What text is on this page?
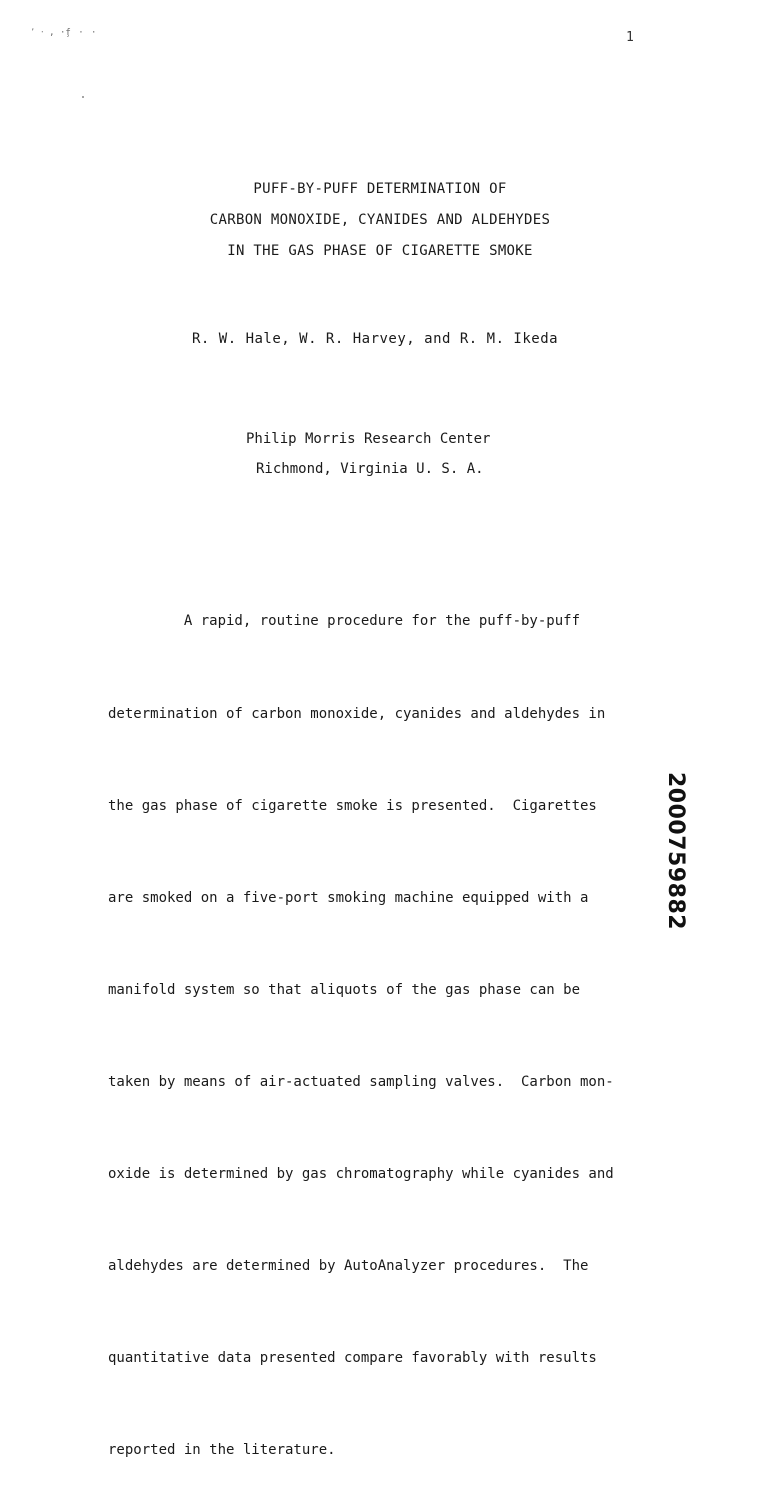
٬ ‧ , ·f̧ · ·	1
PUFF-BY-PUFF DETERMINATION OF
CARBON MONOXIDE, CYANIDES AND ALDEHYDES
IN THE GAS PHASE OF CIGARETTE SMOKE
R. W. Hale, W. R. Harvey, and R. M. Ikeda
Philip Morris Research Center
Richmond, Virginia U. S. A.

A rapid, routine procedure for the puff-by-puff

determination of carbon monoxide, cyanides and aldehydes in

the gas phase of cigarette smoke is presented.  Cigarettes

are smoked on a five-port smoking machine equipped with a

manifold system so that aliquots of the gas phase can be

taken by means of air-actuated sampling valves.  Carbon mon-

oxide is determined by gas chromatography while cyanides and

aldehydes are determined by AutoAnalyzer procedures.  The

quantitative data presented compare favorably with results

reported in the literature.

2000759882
^^^^^^^^
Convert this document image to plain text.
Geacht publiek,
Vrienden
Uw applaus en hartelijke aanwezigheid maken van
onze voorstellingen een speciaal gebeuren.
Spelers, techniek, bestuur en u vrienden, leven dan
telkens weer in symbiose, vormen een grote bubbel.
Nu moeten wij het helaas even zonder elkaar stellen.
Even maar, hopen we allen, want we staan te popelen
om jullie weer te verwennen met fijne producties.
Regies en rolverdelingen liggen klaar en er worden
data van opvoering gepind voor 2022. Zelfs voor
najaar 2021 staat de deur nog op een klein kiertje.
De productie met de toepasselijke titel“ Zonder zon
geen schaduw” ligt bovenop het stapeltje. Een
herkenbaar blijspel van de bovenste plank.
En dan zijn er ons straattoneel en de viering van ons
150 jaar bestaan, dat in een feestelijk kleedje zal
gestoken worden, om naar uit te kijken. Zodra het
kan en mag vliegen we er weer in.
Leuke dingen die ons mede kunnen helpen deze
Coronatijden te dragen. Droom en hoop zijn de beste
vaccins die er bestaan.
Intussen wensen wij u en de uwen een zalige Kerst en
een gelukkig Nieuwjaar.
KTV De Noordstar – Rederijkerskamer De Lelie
^^^^^^^^
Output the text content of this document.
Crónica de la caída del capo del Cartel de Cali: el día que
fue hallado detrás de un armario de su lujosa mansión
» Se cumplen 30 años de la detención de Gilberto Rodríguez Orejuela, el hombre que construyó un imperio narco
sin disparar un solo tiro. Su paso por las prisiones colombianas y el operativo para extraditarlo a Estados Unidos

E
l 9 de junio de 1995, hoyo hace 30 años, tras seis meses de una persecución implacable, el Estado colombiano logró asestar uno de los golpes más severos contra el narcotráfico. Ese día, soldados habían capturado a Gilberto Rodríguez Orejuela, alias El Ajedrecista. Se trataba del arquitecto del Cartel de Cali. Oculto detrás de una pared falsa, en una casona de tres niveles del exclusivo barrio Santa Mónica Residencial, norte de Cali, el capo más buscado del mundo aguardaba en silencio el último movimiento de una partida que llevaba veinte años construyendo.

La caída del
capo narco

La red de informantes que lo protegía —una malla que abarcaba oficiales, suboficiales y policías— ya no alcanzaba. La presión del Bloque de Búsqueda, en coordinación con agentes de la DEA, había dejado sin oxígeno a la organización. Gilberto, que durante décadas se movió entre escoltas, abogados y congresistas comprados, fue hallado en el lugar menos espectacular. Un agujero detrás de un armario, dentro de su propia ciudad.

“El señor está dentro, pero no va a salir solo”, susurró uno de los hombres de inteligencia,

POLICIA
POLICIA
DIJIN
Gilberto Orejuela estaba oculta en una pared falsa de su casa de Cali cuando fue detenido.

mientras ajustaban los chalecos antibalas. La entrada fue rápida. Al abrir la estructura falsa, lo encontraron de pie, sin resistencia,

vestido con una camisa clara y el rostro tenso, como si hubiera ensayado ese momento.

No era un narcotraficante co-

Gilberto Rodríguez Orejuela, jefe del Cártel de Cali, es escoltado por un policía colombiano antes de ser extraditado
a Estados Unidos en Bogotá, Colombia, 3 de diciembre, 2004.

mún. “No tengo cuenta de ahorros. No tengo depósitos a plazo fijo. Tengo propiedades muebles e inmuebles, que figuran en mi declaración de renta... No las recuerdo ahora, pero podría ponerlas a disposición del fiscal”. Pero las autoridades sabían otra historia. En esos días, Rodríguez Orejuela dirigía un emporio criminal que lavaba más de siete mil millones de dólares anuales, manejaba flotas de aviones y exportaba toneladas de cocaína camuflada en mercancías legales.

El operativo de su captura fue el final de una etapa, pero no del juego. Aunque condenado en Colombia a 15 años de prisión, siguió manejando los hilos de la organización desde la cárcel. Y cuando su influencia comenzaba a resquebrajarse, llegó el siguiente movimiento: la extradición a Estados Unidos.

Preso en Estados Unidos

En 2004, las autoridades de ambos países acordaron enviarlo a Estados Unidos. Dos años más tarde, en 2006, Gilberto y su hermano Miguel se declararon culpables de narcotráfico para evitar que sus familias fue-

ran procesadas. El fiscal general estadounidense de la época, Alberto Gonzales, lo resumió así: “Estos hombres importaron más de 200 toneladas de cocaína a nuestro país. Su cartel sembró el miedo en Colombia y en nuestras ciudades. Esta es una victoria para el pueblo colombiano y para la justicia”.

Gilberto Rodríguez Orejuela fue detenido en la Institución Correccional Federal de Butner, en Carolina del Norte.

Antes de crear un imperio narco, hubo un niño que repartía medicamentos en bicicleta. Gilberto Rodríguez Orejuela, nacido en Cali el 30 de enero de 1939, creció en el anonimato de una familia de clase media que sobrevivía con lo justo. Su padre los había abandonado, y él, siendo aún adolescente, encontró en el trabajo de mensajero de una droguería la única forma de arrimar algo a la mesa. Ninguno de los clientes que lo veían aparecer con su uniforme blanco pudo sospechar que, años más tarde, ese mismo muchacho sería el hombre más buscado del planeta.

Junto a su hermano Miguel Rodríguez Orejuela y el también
^^^^^^^^
**REQUEST**
Each line in the listing above either holds the string "fiscal" or does not; state how many do, giving the number only.

**RESULT OF THIS EXERCISE**
2